*What needs to be done:*
All lines featuring the string "Respondents" are to be listed.

#### Recorded information

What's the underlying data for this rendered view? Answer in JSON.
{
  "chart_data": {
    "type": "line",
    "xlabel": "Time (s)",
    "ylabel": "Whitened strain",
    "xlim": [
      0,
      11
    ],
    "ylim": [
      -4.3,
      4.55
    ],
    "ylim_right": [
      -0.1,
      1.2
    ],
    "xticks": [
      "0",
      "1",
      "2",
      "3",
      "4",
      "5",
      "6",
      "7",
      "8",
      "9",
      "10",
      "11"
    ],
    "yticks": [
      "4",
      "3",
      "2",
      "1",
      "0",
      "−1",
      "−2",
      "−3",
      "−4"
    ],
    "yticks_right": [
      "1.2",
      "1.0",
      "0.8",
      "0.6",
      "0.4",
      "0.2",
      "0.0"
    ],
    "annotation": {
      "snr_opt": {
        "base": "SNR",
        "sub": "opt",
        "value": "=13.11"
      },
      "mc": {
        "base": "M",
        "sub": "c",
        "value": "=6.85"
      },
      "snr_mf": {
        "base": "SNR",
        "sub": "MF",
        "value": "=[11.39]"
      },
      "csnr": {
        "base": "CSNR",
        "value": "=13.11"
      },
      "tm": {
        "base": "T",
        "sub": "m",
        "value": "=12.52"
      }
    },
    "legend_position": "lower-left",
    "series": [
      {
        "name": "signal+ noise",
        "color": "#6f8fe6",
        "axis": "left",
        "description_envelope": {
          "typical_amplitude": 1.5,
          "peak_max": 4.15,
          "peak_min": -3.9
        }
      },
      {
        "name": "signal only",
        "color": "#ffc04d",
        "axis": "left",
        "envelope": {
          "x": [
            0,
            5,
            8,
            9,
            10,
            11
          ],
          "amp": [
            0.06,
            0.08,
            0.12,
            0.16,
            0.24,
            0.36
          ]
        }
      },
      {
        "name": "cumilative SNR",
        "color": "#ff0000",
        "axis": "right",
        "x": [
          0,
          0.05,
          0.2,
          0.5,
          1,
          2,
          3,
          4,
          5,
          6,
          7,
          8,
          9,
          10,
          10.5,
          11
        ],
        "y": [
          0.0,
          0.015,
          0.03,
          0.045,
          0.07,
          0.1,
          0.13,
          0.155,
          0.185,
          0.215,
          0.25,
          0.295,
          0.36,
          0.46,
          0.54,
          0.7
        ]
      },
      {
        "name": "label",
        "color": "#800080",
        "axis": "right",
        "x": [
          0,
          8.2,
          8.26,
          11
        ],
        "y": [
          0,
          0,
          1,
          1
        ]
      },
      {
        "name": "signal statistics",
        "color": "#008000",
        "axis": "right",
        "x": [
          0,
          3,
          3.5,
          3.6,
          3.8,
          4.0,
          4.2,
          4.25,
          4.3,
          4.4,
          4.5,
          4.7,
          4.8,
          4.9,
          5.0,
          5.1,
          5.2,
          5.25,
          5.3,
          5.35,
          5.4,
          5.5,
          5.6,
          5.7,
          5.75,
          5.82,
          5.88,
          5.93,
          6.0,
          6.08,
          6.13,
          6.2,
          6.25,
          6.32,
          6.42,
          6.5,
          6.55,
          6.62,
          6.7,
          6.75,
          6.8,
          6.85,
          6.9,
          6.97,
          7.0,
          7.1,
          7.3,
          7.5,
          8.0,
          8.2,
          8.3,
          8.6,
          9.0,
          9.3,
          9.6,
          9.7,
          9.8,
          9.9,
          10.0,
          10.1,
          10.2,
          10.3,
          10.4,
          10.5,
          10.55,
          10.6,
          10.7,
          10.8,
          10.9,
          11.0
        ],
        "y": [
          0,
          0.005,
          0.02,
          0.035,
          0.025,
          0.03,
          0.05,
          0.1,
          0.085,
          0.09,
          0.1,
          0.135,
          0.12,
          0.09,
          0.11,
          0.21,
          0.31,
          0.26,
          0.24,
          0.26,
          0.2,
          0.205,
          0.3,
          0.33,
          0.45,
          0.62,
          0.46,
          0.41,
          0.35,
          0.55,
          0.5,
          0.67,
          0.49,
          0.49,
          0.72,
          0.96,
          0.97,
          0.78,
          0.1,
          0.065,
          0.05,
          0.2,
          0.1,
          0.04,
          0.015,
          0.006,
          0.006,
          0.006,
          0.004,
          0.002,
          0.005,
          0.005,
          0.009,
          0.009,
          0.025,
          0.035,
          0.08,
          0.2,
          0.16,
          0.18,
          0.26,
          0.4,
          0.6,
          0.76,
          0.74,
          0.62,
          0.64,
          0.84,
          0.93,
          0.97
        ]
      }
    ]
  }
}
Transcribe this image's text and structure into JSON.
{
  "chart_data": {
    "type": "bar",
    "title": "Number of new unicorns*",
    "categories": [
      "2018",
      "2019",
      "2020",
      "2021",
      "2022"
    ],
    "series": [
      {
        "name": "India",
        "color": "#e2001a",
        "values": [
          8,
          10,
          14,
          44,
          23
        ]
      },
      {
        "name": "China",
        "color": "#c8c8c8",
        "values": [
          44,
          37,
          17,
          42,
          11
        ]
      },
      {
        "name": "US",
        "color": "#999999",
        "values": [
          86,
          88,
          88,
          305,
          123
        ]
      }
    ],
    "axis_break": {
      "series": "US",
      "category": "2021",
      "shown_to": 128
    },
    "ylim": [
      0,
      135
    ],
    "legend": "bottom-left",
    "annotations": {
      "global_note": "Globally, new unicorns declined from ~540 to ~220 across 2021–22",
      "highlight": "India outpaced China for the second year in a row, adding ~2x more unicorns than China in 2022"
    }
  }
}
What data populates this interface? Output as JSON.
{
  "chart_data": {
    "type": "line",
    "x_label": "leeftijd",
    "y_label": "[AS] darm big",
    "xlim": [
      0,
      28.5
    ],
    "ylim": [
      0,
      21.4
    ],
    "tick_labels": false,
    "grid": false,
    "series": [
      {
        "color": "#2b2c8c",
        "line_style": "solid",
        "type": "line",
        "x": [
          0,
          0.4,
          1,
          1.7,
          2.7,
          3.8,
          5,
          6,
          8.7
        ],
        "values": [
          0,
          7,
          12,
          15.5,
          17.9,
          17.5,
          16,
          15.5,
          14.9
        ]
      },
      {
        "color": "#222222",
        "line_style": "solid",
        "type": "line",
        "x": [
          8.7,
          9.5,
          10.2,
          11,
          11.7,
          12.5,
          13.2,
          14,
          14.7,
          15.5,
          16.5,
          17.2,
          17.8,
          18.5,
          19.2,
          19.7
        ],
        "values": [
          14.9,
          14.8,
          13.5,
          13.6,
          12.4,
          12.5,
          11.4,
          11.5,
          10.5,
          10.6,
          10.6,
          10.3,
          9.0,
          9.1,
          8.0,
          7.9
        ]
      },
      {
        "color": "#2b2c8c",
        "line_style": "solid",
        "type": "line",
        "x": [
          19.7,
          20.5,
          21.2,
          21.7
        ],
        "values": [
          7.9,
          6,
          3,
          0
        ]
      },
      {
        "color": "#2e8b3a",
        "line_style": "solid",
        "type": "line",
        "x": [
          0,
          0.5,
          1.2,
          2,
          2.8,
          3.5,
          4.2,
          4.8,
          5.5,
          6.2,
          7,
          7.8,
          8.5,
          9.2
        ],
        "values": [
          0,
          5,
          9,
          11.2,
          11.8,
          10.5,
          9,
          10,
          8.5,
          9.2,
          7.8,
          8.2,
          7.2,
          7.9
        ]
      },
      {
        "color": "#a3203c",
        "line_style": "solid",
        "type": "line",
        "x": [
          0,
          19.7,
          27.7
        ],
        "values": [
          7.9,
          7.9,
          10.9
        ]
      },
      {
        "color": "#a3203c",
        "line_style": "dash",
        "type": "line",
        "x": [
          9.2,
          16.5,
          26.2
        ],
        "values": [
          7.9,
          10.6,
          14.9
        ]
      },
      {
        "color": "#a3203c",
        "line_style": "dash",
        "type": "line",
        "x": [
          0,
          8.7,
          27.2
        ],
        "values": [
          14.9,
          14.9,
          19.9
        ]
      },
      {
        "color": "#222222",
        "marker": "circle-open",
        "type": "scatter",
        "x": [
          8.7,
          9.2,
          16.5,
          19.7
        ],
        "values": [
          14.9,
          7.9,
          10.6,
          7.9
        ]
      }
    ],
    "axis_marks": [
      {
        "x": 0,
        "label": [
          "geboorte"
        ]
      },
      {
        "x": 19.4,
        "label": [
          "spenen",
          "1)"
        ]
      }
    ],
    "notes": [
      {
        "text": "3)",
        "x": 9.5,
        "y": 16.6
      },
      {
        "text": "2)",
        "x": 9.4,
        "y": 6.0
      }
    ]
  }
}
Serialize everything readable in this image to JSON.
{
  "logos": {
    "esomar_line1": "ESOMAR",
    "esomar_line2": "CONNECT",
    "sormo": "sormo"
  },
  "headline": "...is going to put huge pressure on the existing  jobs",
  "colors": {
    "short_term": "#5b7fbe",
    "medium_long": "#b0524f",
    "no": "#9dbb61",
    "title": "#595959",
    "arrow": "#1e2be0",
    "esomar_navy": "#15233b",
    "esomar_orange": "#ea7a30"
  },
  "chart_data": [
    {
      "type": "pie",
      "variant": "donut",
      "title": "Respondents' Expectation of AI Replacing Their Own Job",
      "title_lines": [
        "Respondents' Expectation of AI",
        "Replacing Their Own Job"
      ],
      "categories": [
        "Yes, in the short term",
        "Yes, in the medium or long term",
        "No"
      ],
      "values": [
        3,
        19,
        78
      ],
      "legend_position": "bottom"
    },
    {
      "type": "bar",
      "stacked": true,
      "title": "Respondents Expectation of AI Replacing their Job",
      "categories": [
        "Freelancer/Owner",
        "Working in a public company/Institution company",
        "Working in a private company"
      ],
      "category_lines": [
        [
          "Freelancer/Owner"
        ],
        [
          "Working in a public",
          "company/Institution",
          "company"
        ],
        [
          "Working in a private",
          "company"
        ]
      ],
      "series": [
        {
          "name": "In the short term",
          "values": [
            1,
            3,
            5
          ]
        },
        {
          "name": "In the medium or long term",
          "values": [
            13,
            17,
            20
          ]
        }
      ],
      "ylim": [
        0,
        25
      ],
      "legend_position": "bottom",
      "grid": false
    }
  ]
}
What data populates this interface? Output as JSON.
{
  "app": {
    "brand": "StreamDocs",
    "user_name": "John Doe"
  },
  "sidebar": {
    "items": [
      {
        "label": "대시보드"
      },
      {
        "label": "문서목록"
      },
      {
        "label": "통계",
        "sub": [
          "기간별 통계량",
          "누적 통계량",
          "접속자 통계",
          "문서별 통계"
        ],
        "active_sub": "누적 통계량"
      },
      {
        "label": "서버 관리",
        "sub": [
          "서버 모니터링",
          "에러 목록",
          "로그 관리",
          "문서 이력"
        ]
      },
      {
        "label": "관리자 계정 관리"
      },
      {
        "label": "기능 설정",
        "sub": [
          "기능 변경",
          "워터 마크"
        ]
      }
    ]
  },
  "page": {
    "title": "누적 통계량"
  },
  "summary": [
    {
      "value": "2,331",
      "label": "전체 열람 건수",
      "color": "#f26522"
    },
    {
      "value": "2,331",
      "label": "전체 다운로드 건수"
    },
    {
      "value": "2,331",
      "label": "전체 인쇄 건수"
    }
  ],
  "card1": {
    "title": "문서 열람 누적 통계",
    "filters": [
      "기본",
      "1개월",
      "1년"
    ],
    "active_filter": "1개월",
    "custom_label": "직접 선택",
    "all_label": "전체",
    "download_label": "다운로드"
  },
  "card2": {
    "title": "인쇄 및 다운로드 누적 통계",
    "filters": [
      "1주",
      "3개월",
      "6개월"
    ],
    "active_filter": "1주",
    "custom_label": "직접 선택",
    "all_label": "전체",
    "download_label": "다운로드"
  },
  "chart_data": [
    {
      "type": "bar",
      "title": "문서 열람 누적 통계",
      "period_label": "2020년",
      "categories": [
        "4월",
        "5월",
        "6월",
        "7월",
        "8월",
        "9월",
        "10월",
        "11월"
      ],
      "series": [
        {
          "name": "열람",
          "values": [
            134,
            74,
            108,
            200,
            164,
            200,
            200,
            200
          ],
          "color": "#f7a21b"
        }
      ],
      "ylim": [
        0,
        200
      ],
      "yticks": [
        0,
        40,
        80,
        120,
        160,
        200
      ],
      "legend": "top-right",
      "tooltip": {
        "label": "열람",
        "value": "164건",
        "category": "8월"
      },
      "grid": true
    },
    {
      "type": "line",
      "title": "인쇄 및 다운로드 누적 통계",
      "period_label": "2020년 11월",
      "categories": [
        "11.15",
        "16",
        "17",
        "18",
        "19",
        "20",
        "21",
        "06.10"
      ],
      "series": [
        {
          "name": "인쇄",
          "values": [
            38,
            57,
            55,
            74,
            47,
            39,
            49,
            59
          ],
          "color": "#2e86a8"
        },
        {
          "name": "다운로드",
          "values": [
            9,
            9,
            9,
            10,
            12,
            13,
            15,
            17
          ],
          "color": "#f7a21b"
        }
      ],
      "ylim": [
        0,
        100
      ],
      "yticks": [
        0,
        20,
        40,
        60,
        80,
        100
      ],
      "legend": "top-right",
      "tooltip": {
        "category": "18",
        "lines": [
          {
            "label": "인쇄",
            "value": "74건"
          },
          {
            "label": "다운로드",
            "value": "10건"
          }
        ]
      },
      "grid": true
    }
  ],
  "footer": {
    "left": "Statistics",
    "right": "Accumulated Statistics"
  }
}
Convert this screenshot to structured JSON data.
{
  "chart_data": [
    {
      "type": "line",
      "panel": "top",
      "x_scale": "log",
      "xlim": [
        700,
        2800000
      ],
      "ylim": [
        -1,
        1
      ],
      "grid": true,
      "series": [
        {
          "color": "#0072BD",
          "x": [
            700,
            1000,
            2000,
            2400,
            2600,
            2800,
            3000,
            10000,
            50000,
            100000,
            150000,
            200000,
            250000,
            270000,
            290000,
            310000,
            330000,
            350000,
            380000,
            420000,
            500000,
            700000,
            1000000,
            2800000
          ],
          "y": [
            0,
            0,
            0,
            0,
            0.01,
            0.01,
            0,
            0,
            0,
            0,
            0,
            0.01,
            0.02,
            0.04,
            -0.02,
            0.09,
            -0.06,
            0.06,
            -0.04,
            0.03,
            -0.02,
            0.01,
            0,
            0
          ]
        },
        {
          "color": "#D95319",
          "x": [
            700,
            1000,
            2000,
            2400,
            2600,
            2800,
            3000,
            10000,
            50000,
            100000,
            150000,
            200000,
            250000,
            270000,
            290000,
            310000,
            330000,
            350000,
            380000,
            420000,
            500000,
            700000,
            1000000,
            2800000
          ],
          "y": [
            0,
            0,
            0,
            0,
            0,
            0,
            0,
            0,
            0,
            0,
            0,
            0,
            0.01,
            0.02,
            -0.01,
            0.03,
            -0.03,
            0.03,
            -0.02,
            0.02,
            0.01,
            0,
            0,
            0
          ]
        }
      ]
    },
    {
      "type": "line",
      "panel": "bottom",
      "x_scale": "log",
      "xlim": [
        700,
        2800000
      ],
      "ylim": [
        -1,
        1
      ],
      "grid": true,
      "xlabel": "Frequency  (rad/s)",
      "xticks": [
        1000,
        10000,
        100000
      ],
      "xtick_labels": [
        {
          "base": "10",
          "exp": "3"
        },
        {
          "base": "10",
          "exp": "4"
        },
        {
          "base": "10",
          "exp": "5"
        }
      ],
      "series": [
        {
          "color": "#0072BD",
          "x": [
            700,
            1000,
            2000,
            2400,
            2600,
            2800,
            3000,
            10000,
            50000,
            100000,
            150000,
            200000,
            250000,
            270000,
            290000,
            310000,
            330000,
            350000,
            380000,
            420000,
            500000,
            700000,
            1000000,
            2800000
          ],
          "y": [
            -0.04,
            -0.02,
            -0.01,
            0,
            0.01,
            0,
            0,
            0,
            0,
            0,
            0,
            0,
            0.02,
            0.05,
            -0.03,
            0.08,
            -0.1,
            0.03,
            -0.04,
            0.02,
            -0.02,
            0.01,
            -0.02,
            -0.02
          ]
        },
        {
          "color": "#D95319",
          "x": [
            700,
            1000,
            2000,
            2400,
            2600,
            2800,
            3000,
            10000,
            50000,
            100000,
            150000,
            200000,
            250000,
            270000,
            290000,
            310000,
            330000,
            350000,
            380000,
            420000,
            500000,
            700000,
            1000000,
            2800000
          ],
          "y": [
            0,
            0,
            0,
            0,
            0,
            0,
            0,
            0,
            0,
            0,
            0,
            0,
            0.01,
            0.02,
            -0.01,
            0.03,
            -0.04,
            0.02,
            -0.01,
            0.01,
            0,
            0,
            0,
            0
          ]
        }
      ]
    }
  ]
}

########

*Final result:*
      "title": "Respondents' Expectation of AI Replacing Their Own Job",
        "Respondents' Expectation of AI",
      "title": "Respondents Expectation of AI Replacing their Job",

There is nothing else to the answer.